Stored entries
+--

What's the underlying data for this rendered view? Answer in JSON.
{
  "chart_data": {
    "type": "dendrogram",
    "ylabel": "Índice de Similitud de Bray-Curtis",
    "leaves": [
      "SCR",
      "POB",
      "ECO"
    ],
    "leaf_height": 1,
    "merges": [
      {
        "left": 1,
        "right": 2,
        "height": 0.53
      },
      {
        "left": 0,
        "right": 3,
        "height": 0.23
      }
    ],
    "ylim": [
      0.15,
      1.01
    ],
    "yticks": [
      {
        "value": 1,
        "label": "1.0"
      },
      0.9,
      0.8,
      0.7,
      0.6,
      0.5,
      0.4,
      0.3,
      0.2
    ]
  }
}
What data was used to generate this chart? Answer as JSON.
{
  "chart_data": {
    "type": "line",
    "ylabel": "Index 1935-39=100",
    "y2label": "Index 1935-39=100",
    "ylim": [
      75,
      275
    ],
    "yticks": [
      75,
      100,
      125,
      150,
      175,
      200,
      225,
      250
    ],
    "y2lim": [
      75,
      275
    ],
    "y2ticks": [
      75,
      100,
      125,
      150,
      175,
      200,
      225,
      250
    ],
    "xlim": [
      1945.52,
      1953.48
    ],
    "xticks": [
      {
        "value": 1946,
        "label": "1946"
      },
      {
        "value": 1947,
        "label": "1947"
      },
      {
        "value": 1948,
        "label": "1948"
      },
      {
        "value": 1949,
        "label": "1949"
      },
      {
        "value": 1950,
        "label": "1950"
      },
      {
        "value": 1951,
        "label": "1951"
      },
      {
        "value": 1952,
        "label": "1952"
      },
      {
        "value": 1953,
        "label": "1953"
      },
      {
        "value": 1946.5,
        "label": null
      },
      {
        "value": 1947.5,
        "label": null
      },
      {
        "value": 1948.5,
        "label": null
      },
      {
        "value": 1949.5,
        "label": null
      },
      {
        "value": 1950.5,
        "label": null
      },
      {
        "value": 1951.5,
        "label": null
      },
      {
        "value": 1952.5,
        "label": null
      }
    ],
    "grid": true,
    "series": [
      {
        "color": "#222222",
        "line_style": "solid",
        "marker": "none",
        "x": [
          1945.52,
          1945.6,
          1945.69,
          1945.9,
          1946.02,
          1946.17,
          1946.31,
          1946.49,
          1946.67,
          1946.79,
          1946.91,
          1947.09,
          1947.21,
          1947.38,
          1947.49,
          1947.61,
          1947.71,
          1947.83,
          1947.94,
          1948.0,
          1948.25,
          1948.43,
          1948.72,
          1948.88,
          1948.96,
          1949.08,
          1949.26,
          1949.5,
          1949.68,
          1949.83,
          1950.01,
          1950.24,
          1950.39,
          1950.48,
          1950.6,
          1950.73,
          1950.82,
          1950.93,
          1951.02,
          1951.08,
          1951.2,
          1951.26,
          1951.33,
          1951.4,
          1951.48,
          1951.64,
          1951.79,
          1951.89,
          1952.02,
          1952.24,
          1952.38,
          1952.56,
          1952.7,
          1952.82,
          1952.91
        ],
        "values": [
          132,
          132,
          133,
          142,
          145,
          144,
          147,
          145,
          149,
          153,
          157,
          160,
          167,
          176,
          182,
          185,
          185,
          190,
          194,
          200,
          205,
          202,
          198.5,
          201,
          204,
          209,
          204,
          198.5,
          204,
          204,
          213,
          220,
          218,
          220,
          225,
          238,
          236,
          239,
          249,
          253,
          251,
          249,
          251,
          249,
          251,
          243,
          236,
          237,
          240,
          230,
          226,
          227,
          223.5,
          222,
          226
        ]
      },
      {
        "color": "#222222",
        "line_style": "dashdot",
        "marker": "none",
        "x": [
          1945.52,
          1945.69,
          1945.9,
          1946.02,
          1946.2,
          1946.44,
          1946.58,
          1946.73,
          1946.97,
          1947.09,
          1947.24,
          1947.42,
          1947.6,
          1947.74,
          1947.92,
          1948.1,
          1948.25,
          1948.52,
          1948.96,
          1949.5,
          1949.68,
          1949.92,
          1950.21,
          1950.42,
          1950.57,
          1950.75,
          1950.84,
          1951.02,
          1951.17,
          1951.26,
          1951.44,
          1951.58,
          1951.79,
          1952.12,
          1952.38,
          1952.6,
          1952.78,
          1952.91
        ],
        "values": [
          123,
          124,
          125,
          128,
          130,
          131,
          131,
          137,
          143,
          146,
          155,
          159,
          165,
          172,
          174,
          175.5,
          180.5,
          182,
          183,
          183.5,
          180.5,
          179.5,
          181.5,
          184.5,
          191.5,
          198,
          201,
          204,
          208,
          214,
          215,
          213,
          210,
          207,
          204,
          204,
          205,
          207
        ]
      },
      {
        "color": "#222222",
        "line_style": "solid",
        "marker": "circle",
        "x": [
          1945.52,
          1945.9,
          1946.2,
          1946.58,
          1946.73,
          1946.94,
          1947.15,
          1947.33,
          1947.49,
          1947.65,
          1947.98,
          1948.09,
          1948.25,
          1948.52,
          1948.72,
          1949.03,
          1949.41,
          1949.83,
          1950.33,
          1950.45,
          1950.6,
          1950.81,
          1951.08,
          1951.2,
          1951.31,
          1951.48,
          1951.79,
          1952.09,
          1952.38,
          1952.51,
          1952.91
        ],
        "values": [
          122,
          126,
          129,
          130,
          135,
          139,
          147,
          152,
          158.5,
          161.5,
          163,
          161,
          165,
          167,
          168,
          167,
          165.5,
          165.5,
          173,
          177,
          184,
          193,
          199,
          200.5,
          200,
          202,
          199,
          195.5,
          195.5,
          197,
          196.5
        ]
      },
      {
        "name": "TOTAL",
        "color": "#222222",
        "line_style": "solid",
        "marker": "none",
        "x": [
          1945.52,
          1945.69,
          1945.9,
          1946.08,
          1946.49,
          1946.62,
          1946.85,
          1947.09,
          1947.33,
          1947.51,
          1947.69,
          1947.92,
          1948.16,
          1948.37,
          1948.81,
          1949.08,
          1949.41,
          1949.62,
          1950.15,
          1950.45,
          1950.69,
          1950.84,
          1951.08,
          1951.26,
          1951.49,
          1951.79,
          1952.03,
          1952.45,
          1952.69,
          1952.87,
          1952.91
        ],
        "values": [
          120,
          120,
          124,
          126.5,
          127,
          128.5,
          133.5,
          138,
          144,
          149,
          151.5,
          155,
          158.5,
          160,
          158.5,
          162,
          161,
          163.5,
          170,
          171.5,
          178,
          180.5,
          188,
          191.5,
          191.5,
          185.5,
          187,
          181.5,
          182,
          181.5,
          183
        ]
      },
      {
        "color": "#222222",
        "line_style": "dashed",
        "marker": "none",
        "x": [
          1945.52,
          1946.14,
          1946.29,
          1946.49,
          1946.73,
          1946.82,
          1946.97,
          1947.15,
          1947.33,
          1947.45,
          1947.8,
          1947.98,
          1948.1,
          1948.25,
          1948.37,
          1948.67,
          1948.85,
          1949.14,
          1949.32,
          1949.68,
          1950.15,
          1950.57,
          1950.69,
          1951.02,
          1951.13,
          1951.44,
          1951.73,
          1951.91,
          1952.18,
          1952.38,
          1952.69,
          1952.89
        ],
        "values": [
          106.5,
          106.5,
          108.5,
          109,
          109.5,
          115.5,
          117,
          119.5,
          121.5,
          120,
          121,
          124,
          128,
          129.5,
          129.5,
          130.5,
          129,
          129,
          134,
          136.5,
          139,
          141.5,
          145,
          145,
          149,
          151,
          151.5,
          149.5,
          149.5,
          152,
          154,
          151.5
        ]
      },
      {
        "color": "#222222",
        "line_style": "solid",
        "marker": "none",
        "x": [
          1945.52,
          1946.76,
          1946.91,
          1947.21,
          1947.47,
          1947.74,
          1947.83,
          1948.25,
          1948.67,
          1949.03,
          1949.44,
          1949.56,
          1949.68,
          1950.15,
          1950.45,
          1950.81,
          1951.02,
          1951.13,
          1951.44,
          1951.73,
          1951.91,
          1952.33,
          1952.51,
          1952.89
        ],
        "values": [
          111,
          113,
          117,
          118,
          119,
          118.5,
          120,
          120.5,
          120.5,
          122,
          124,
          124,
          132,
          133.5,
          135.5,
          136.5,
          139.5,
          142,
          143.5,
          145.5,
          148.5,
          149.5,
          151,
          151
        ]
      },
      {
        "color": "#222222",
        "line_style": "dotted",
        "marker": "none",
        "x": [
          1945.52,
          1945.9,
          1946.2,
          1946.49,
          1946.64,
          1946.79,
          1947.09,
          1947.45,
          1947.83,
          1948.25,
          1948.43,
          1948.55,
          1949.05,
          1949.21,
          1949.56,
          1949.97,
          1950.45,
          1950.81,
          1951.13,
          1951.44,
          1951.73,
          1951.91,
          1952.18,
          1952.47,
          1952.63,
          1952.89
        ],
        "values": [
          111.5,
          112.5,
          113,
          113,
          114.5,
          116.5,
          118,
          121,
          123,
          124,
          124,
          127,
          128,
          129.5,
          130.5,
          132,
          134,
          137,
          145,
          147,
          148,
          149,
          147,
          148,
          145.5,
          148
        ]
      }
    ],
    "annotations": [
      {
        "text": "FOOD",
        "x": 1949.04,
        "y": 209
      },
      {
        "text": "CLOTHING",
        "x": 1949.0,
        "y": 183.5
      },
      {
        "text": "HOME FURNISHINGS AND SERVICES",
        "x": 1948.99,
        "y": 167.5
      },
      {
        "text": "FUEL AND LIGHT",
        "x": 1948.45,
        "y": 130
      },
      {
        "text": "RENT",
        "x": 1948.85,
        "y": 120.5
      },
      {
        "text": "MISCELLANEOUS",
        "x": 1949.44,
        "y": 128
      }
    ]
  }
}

+--

Find the word "JSON" in the entries, and copy every line it shows up in.

What's the underlying data for this rendered view? Answer in JSON.
What data was used to generate this chart? Answer as JSON.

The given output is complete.